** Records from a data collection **
=======

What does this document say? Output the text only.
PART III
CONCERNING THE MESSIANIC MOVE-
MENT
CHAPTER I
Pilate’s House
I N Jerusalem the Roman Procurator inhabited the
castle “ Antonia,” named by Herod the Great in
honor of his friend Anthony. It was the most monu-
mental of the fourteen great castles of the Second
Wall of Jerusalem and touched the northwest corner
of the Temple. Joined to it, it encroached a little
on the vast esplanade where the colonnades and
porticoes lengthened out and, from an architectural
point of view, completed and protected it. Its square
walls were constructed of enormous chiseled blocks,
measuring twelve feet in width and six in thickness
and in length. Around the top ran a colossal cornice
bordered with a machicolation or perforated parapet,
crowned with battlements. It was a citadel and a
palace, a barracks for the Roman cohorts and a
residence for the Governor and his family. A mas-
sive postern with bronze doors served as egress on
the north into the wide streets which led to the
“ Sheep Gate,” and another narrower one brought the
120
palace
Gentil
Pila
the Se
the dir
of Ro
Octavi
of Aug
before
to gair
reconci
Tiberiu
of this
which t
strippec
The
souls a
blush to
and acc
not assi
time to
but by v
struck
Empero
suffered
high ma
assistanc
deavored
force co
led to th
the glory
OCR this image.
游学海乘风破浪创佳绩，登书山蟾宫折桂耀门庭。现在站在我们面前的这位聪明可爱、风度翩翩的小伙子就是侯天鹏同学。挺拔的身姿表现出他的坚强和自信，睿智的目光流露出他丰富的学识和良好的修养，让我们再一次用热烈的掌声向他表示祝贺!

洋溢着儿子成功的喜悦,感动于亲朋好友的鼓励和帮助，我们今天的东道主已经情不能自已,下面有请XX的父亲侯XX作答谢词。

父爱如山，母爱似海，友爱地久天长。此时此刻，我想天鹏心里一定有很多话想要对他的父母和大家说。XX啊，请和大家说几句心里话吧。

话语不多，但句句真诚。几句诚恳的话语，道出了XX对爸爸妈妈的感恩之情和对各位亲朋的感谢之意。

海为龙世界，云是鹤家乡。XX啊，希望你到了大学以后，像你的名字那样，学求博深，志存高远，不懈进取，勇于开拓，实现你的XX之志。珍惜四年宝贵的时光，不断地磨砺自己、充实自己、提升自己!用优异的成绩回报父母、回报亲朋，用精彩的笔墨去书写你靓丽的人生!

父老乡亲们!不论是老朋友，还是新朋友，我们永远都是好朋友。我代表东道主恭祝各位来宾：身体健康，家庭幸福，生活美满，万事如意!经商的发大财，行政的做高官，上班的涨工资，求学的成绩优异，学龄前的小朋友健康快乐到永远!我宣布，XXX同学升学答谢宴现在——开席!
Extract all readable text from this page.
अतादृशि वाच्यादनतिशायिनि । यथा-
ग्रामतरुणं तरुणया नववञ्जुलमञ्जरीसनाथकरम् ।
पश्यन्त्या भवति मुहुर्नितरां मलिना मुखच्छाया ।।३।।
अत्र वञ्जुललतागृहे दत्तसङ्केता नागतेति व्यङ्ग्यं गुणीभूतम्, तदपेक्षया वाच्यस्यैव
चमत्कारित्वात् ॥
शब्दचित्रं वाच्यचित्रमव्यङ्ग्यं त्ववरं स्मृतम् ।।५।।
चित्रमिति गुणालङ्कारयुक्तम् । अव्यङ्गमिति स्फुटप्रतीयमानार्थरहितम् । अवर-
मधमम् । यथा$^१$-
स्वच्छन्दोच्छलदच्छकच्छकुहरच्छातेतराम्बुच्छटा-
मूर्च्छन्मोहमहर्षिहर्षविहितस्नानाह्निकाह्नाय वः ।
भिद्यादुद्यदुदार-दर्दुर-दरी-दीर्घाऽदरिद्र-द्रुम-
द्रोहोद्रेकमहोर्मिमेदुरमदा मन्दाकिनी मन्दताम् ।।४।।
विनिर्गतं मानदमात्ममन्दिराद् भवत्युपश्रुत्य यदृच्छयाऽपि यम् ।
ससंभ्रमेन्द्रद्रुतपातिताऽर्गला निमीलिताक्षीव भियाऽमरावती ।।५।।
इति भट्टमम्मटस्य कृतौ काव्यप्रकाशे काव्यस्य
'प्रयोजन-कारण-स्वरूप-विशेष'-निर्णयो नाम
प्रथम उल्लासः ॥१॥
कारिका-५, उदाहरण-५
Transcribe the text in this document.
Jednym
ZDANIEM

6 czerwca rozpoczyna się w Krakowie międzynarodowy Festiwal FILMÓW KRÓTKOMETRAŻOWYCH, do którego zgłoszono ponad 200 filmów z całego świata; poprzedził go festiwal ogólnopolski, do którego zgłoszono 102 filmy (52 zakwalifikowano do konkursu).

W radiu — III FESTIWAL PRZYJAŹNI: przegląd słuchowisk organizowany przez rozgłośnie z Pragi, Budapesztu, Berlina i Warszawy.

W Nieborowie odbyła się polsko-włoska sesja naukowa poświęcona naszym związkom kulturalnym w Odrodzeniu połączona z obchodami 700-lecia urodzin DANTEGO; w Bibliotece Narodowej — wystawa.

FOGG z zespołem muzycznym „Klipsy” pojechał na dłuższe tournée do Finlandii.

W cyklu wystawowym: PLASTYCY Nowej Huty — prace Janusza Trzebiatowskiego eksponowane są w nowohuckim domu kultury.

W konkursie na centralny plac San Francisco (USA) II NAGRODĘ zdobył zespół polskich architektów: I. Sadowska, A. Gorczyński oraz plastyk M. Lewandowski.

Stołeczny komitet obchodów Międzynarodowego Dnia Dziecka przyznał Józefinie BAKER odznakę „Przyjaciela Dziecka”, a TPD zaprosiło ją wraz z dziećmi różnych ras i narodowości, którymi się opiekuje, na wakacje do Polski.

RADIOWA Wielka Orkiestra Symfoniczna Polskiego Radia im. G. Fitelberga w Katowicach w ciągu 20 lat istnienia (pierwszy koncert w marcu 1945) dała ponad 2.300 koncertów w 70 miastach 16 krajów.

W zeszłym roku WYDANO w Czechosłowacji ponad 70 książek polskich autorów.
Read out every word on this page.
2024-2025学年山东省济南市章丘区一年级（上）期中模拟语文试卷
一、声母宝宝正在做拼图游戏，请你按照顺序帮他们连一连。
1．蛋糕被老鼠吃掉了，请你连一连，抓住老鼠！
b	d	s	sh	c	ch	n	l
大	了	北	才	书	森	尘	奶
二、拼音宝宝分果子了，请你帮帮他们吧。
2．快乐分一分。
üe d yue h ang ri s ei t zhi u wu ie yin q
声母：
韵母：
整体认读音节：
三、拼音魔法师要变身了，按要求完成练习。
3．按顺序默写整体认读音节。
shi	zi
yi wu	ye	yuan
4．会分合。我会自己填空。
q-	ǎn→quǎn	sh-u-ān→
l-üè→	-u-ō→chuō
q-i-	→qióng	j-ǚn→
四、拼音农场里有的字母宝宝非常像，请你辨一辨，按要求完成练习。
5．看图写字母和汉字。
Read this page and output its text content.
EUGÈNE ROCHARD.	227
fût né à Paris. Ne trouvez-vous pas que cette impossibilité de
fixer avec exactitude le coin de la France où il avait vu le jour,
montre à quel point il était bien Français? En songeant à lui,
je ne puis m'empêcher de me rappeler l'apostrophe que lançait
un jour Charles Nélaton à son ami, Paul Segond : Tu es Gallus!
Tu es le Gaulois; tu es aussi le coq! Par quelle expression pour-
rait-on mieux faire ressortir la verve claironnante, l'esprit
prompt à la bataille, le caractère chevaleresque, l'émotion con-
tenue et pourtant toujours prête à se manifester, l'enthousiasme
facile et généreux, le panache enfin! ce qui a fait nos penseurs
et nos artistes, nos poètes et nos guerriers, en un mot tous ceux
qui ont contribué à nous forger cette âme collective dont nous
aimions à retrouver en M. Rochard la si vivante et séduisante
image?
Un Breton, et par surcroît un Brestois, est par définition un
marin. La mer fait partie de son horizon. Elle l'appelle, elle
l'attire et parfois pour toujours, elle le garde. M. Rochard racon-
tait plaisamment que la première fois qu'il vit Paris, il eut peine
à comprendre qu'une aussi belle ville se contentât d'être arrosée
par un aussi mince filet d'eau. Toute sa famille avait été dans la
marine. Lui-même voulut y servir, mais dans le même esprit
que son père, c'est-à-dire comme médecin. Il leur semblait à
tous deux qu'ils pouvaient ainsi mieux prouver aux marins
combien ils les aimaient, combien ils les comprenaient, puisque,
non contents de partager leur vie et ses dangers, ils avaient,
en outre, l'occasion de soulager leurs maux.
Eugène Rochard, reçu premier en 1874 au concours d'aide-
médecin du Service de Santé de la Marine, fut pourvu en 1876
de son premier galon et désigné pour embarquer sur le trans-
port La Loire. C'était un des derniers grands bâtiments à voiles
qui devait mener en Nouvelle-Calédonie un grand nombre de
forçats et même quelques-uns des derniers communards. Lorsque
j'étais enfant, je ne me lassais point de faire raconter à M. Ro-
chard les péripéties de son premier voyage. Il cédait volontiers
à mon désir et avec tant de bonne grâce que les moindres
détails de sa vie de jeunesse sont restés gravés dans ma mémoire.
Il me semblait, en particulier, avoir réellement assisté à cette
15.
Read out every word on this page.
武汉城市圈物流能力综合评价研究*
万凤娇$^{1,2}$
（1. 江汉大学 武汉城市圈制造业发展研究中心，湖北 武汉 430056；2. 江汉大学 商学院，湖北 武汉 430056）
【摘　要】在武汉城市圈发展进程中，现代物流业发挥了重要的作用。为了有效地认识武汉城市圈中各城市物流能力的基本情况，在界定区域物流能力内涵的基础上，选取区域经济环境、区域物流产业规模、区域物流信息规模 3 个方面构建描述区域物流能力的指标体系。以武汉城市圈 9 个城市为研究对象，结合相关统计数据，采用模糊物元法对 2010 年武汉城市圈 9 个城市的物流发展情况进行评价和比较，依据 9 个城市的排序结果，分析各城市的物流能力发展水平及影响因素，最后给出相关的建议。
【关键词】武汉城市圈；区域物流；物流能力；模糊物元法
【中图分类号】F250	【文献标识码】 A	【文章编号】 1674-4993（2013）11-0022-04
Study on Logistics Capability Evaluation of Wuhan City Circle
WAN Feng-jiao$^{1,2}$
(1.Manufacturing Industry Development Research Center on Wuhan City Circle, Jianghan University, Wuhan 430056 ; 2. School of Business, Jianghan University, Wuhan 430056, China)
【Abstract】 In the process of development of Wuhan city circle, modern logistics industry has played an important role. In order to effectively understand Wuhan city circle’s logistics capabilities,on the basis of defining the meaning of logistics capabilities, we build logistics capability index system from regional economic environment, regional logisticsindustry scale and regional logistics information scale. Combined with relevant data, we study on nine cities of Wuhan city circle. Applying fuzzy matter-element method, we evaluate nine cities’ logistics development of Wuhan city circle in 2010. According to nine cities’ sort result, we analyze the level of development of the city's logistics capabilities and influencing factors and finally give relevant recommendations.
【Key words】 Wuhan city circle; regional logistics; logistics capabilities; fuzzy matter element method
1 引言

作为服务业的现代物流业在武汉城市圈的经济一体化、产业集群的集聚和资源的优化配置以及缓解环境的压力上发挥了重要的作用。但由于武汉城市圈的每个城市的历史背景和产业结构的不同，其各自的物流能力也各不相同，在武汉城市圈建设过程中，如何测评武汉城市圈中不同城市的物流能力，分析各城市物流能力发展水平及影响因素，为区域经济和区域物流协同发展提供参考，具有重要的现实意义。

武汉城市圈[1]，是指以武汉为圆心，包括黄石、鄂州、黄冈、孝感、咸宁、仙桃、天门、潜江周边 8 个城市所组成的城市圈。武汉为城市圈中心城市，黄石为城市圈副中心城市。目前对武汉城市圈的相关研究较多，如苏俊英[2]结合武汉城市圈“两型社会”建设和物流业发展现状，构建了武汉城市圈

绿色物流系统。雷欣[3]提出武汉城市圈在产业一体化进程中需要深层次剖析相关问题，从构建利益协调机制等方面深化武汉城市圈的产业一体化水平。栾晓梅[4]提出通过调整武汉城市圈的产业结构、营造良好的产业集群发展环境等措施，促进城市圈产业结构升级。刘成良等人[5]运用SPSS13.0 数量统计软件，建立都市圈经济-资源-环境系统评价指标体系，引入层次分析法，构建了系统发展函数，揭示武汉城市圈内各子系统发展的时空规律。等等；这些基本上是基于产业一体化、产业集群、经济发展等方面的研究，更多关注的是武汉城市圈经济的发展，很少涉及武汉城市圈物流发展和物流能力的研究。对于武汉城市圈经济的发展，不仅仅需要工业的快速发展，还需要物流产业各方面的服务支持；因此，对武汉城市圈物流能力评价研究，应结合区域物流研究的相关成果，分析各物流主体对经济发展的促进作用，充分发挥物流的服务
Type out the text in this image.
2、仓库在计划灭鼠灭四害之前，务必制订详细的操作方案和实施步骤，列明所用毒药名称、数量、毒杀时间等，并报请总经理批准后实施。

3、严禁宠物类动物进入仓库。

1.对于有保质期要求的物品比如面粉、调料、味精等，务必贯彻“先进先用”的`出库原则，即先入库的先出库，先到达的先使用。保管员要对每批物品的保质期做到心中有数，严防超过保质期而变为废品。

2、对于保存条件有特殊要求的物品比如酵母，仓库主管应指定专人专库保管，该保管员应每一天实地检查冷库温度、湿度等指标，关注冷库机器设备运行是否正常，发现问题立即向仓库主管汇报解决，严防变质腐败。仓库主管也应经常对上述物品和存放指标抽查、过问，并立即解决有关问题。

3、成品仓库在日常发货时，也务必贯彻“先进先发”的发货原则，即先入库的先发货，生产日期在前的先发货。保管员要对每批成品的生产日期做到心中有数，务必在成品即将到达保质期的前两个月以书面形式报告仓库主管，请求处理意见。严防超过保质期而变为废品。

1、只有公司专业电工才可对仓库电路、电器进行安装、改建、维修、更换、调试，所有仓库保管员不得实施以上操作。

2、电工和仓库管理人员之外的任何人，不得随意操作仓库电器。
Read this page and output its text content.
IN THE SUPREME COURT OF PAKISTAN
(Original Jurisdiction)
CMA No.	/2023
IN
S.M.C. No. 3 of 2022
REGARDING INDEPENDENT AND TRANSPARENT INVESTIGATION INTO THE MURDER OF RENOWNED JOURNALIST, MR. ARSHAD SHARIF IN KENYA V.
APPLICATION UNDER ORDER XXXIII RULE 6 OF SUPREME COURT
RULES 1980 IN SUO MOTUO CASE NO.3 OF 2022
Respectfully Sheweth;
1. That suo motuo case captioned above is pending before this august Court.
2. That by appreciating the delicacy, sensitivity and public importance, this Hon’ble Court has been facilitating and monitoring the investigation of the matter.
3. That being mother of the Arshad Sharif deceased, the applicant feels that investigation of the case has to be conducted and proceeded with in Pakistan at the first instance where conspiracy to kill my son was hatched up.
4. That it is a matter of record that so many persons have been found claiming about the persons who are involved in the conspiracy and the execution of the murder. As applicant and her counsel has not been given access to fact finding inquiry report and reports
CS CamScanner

=======

Return only the number of lines in the data above that include the word "conspiracy".

2